Problem details:
Beneath this sentence is a set of records; write each of them out exactly.

(Raw records)
========================================================================

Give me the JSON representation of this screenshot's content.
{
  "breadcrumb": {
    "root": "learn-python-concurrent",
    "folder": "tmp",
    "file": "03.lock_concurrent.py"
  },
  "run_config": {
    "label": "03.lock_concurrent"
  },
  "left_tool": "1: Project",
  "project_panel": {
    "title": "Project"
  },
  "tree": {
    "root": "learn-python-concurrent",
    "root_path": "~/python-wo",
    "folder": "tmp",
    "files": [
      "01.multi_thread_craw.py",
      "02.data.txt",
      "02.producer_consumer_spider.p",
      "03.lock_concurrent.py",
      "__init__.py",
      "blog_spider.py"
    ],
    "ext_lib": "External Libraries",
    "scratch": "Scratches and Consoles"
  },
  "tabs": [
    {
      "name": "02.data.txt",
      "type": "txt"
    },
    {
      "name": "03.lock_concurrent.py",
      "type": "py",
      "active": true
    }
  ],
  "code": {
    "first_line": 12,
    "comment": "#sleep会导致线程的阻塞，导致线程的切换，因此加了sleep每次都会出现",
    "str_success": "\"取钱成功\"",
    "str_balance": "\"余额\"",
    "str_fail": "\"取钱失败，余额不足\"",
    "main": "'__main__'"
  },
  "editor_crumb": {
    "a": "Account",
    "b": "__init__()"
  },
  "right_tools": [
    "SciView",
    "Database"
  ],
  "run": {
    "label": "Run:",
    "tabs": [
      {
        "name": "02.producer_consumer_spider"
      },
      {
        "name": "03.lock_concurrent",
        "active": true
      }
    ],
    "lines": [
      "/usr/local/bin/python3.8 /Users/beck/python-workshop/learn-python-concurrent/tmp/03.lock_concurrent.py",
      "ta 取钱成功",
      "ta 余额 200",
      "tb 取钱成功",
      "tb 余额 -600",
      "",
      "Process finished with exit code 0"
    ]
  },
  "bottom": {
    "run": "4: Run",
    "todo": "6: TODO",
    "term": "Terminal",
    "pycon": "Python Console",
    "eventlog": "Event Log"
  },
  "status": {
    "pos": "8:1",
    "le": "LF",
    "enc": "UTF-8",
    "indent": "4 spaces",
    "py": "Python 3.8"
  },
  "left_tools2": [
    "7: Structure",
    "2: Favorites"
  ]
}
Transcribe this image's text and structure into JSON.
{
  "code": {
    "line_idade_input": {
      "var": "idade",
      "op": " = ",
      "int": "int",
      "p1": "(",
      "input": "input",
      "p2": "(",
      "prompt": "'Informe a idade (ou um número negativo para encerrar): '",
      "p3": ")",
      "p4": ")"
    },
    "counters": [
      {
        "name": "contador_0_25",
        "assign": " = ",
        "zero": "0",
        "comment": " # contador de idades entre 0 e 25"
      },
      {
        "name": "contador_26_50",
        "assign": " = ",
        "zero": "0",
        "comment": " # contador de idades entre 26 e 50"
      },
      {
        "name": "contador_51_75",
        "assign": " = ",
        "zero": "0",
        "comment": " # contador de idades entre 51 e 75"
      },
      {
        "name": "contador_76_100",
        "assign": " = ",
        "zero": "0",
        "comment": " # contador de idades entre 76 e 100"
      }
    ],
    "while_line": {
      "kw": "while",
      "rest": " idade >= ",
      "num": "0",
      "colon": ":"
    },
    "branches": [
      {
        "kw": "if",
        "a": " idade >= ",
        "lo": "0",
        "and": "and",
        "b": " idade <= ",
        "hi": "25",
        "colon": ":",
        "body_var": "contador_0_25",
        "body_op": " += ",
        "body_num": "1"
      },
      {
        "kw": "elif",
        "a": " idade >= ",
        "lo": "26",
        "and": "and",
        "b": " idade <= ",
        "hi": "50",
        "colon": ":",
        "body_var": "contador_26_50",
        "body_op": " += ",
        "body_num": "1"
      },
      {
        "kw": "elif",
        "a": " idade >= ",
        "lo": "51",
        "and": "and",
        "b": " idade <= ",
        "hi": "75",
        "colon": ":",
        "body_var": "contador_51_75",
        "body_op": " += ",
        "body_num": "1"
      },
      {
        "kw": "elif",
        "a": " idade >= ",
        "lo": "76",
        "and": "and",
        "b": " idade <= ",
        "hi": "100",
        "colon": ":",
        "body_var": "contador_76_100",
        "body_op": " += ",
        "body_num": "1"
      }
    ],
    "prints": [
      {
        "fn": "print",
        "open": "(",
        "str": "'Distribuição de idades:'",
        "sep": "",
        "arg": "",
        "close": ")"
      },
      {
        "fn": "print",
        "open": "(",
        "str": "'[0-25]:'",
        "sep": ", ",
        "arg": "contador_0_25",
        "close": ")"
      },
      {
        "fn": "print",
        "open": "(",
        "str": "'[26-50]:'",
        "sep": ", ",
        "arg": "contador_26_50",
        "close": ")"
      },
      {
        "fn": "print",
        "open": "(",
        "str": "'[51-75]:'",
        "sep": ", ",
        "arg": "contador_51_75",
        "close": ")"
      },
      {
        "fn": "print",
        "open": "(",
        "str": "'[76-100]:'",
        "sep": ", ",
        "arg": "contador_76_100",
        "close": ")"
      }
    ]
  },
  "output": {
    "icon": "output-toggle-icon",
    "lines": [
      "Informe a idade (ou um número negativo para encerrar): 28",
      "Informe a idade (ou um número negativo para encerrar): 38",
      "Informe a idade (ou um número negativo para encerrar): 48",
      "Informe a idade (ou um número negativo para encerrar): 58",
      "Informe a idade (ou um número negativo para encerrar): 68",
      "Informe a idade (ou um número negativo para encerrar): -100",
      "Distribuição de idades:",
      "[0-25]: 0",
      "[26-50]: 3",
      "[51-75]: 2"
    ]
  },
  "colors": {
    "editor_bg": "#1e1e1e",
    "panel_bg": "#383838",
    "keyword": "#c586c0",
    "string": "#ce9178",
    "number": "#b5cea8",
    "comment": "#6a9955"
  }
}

========================================================================

Task solution:
Give me the JSON representation of this screenshot's content.
{
  "breadcrumb": {
    "root": "learn-python-concurrent",
    "folder": "tmp",
    "file": "03.lock_concurrent.py"
  },
  "run_config": {
    "label": "03.lock_concurrent"
  },
  "left_tool": "1: Project",
  "project_panel": {
    "title": "Project"
  },
  "tree": {
    "root": "learn-python-concurrent",
    "root_path": "~/python-wo",
    "folder": "tmp",
    "files": [
      "01.multi_thread_craw.py",
      "02.data.txt",
      "02.producer_consumer_spider.p",
      "03.lock_concurrent.py",
      "__init__.py",
      "blog_spider.py"
    ],
    "ext_lib": "External Libraries",
    "scratch": "Scratches and Consoles"
  },
  "tabs": [
    {
      "name": "02.data.txt",
      "type": "txt"
    },
    {
      "name": "03.lock_concurrent.py",
      "type": "py",
      "active": true
    }
  ],
  "code": {
    "first_line": 12,
    "comment": "#sleep会导致线程的阻塞，导致线程的切换，因此加了sleep每次都会出现",
    "str_success": "\"取钱成功\"",
    "str_balance": "\"余额\"",
    "str_fail": "\"取钱失败，余额不足\"",
    "main": "'__main__'"
  },
  "editor_crumb": {
    "a": "Account",
    "b": "__init__()"
  },
  "right_tools": [
    "SciView",
    "Database"
  ],
  "run": {
    "label": "Run:",
    "tabs": [
      {
        "name": "02.producer_consumer_spider"
      },
      {
        "name": "03.lock_concurrent",
        "active": true
      }
    ],
    "lines": [
      "/usr/local/bin/python3.8 /Users/beck/python-workshop/learn-python-concurrent/tmp/03.lock_concurrent.py",
      "ta 取钱成功",
      "ta 余额 200",
      "tb 取钱成功",
      "tb 余额 -600",
      "",
      "Process finished with exit code 0"
    ]
  },
  "bottom": {
    "run": "4: Run",
    "todo": "6: TODO",
    "term": "Terminal",
    "pycon": "Python Console",
    "eventlog": "Event Log"
  },
  "status": {
    "pos": "8:1",
    "le": "LF",
    "enc": "UTF-8",
    "indent": "4 spaces",
    "py": "Python 3.8"
  },
  "left_tools2": [
    "7: Structure",
    "2: Favorites"
  ]
}
Transcribe this image's text and structure into JSON.
{
  "code": {
    "line_idade_input": {
      "var": "idade",
      "op": " = ",
      "int": "int",
      "p1": "(",
      "input": "input",
      "p2": "(",
      "prompt": "'Informe a idade (ou um número negativo para encerrar): '",
      "p3": ")",
      "p4": ")"
    },
    "counters": [
      {
        "name": "contador_0_25",
        "assign": " = ",
        "zero": "0",
        "comment": " # contador de idades entre 0 e 25"
      },
      {
        "name": "contador_26_50",
        "assign": " = ",
        "zero": "0",
        "comment": " # contador de idades entre 26 e 50"
      },
      {
        "name": "contador_51_75",
        "assign": " = ",
        "zero": "0",
        "comment": " # contador de idades entre 51 e 75"
      },
      {
        "name": "contador_76_100",
        "assign": " = ",
        "zero": "0",
        "comment": " # contador de idades entre 76 e 100"
      }
    ],
    "while_line": {
      "kw": "while",
      "rest": " idade >= ",
      "num": "0",
      "colon": ":"
    },
    "branches": [
      {
        "kw": "if",
        "a": " idade >= ",
        "lo": "0",
        "and": "and",
        "b": " idade <= ",
        "hi": "25",
        "colon": ":",
        "body_var": "contador_0_25",
        "body_op": " += ",
        "body_num": "1"
      },
      {
        "kw": "elif",
        "a": " idade >= ",
        "lo": "26",
        "and": "and",
        "b": " idade <= ",
        "hi": "50",
        "colon": ":",
        "body_var": "contador_26_50",
        "body_op": " += ",
        "body_num": "1"
      },
      {
        "kw": "elif",
        "a": " idade >= ",
        "lo": "51",
        "and": "and",
        "b": " idade <= ",
        "hi": "75",
        "colon": ":",
        "body_var": "contador_51_75",
        "body_op": " += ",
        "body_num": "1"
      },
      {
        "kw": "elif",
        "a": " idade >= ",
        "lo": "76",
        "and": "and",
        "b": " idade <= ",
        "hi": "100",
        "colon": ":",
        "body_var": "contador_76_100",
        "body_op": " += ",
        "body_num": "1"
      }
    ],
    "prints": [
      {
        "fn": "print",
        "open": "(",
        "str": "'Distribuição de idades:'",
        "sep": "",
        "arg": "",
        "close": ")"
      },
      {
        "fn": "print",
        "open": "(",
        "str": "'[0-25]:'",
        "sep": ", ",
        "arg": "contador_0_25",
        "close": ")"
      },
      {
        "fn": "print",
        "open": "(",
        "str": "'[26-50]:'",
        "sep": ", ",
        "arg": "contador_26_50",
        "close": ")"
      },
      {
        "fn": "print",
        "open": "(",
        "str": "'[51-75]:'",
        "sep": ", ",
        "arg": "contador_51_75",
        "close": ")"
      },
      {
        "fn": "print",
        "open": "(",
        "str": "'[76-100]:'",
        "sep": ", ",
        "arg": "contador_76_100",
        "close": ")"
      }
    ]
  },
  "output": {
    "icon": "output-toggle-icon",
    "lines": [
      "Informe a idade (ou um número negativo para encerrar): 28",
      "Informe a idade (ou um número negativo para encerrar): 38",
      "Informe a idade (ou um número negativo para encerrar): 48",
      "Informe a idade (ou um número negativo para encerrar): 58",
      "Informe a idade (ou um número negativo para encerrar): 68",
      "Informe a idade (ou um número negativo para encerrar): -100",
      "Distribuição de idades:",
      "[0-25]: 0",
      "[26-50]: 3",
      "[51-75]: 2"
    ]
  },
  "colors": {
    "editor_bg": "#1e1e1e",
    "panel_bg": "#383838",
    "keyword": "#c586c0",
    "string": "#ce9178",
    "number": "#b5cea8",
    "comment": "#6a9955"
  }
}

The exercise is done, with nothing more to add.